### Exercise description:
Locate each line of the material that contains "видео", then return it.

### Material for this task:
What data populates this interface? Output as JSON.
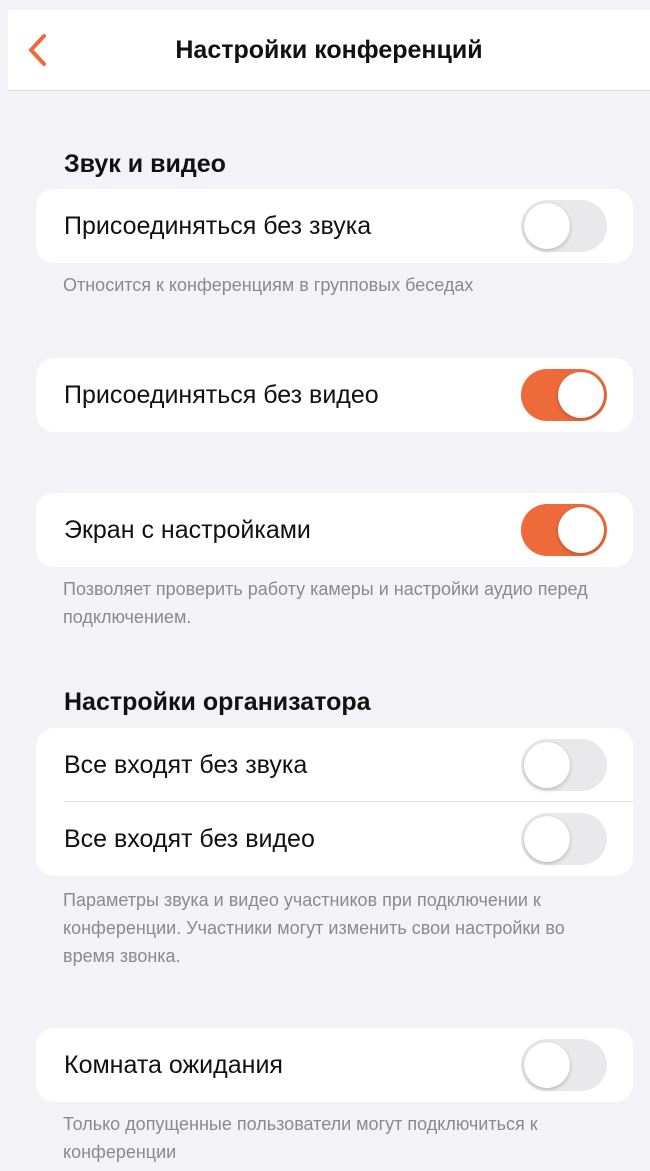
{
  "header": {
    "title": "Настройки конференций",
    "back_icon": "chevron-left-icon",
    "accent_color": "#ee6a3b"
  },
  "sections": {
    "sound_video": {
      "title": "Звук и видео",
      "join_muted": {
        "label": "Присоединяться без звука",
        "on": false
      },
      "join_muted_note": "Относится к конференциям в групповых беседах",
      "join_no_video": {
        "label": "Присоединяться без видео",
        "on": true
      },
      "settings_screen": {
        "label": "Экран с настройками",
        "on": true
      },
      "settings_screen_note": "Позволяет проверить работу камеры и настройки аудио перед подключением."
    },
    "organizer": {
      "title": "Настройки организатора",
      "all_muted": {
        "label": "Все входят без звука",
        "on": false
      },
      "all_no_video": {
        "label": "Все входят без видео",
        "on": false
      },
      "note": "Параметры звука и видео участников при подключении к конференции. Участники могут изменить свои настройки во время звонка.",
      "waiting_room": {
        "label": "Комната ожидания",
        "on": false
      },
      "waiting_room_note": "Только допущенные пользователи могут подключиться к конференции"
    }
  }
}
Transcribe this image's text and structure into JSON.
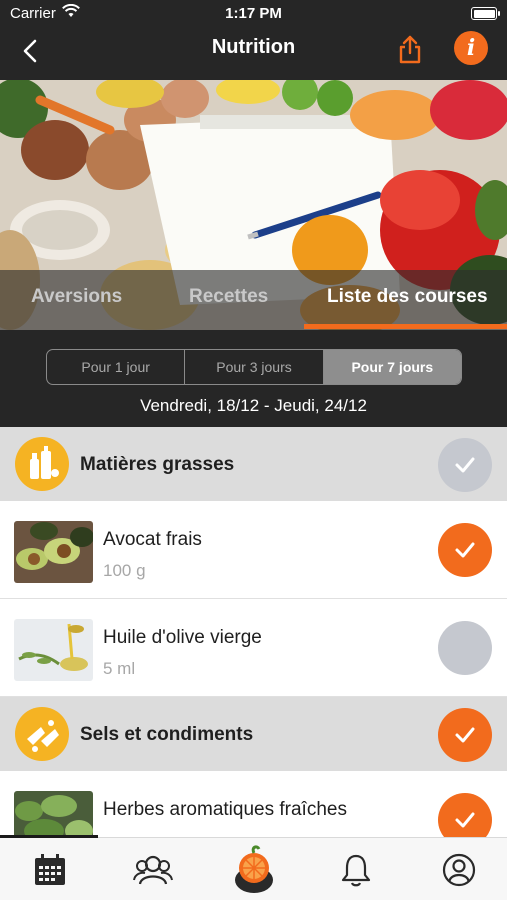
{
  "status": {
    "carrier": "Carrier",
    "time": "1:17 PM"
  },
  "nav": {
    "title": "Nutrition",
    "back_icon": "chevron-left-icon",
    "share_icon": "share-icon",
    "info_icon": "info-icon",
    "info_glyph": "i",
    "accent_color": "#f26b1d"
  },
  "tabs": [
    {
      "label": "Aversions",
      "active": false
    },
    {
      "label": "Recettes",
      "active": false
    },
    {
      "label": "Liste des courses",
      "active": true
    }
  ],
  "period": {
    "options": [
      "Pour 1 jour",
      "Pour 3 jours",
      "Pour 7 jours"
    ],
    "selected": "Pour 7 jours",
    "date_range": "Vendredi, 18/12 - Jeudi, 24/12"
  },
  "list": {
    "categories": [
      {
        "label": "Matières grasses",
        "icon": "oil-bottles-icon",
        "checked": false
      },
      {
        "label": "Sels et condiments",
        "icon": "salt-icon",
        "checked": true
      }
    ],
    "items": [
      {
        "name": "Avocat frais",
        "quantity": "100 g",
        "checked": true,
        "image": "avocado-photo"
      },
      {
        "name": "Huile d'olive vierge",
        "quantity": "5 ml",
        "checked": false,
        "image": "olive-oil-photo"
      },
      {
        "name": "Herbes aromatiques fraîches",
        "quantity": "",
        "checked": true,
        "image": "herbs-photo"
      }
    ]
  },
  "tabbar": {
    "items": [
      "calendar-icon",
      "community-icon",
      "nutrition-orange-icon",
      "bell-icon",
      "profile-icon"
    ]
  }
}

### Correct response:
      "title": "Звук и видео",
        "label": "Присоединяться без видео",
        "label": "Все входят без видео",
      "note": "Параметры звука и видео участников при подключении к конференции. Участники могут изменить свои настройки во время звонка.",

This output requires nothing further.